Please quote the listing below word for word, every line from first to last.

··········

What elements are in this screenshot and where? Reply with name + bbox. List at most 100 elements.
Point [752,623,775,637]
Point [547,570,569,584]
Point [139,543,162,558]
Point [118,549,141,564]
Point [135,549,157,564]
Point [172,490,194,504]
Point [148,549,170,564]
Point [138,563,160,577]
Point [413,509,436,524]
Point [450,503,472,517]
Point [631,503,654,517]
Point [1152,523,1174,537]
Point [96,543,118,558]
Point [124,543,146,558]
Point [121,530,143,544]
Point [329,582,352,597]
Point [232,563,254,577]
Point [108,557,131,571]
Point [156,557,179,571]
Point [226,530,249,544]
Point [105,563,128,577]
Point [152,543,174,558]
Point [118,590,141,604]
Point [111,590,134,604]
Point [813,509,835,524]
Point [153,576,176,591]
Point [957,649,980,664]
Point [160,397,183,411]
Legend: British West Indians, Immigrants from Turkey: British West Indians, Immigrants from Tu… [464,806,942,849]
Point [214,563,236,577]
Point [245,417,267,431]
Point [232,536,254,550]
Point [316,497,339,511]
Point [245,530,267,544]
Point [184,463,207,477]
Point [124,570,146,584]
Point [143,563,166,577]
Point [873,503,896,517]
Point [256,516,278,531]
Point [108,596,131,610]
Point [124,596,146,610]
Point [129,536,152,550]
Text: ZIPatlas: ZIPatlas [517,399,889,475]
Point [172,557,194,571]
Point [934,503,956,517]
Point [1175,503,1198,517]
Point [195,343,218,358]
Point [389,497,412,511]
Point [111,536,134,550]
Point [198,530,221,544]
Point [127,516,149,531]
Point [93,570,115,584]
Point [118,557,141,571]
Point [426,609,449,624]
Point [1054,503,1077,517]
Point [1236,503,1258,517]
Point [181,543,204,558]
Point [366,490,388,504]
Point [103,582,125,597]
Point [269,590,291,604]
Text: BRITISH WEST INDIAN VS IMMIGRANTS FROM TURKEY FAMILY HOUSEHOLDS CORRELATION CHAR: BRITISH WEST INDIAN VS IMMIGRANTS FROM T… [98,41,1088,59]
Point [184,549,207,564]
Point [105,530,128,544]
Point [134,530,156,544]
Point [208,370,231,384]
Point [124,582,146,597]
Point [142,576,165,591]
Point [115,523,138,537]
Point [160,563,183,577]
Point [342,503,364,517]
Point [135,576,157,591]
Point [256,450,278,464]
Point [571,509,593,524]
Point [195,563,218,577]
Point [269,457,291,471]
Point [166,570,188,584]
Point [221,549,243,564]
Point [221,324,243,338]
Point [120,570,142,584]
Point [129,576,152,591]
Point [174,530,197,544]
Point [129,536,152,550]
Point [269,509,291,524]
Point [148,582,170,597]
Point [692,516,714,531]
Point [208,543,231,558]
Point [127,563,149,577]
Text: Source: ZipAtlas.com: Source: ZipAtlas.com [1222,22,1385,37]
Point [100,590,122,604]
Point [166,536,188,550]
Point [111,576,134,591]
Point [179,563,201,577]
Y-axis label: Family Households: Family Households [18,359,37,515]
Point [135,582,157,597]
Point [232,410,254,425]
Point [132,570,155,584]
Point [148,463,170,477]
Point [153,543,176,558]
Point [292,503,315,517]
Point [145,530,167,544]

··········

### EXERCISE SOLUTION
What elements are in this screenshot and where? Reply with name + bbox. List at most 100 elements.
Point [752,623,775,637]
Point [547,570,569,584]
Point [139,543,162,558]
Point [118,549,141,564]
Point [135,549,157,564]
Point [172,490,194,504]
Point [148,549,170,564]
Point [138,563,160,577]
Point [413,509,436,524]
Point [450,503,472,517]
Point [631,503,654,517]
Point [1152,523,1174,537]
Point [96,543,118,558]
Point [124,543,146,558]
Point [121,530,143,544]
Point [329,582,352,597]
Point [232,563,254,577]
Point [108,557,131,571]
Point [156,557,179,571]
Point [226,530,249,544]
Point [105,563,128,577]
Point [152,543,174,558]
Point [118,590,141,604]
Point [111,590,134,604]
Point [813,509,835,524]
Point [153,576,176,591]
Point [957,649,980,664]
Point [160,397,183,411]
Legend: British West Indians, Immigrants from Turkey: British West Indians, Immigrants from Tu… [464,806,942,849]
Point [214,563,236,577]
Point [245,417,267,431]
Point [232,536,254,550]
Point [316,497,339,511]
Point [245,530,267,544]
Point [184,463,207,477]
Point [124,570,146,584]
Point [143,563,166,577]
Point [873,503,896,517]
Point [256,516,278,531]
Point [108,596,131,610]
Point [124,596,146,610]
Point [129,536,152,550]
Text: ZIPatlas: ZIPatlas [517,399,889,475]
Point [172,557,194,571]
Point [934,503,956,517]
Point [1175,503,1198,517]
Point [195,343,218,358]
Point [389,497,412,511]
Point [111,536,134,550]
Point [198,530,221,544]
Point [127,516,149,531]
Point [93,570,115,584]
Point [118,557,141,571]
Point [426,609,449,624]
Point [1054,503,1077,517]
Point [1236,503,1258,517]
Point [181,543,204,558]
Point [366,490,388,504]
Point [103,582,125,597]
Point [269,590,291,604]
Text: BRITISH WEST INDIAN VS IMMIGRANTS FROM TURKEY FAMILY HOUSEHOLDS CORRELATION CHAR: BRITISH WEST INDIAN VS IMMIGRANTS FROM T… [98,41,1088,59]
Point [184,549,207,564]
Point [105,530,128,544]
Point [134,530,156,544]
Point [208,370,231,384]
Point [124,582,146,597]
Point [142,576,165,591]
Point [115,523,138,537]
Point [160,563,183,577]
Point [342,503,364,517]
Point [135,576,157,591]
Point [256,450,278,464]
Point [571,509,593,524]
Point [195,563,218,577]
Point [269,457,291,471]
Point [166,570,188,584]
Point [221,549,243,564]
Point [221,324,243,338]
Point [120,570,142,584]
Point [129,576,152,591]
Point [174,530,197,544]
Point [129,536,152,550]
Point [269,509,291,524]
Point [148,582,170,597]
Point [692,516,714,531]
Point [208,543,231,558]
Point [127,563,149,577]
Text: Source: ZipAtlas.com: Source: ZipAtlas.com [1222,22,1385,37]
Point [100,590,122,604]
Point [166,536,188,550]
Point [111,576,134,591]
Point [179,563,201,577]
Y-axis label: Family Households: Family Households [18,359,37,515]
Point [135,582,157,597]
Point [232,410,254,425]
Point [132,570,155,584]
Point [148,463,170,477]
Point [153,543,176,558]
Point [292,503,315,517]
Point [145,530,167,544]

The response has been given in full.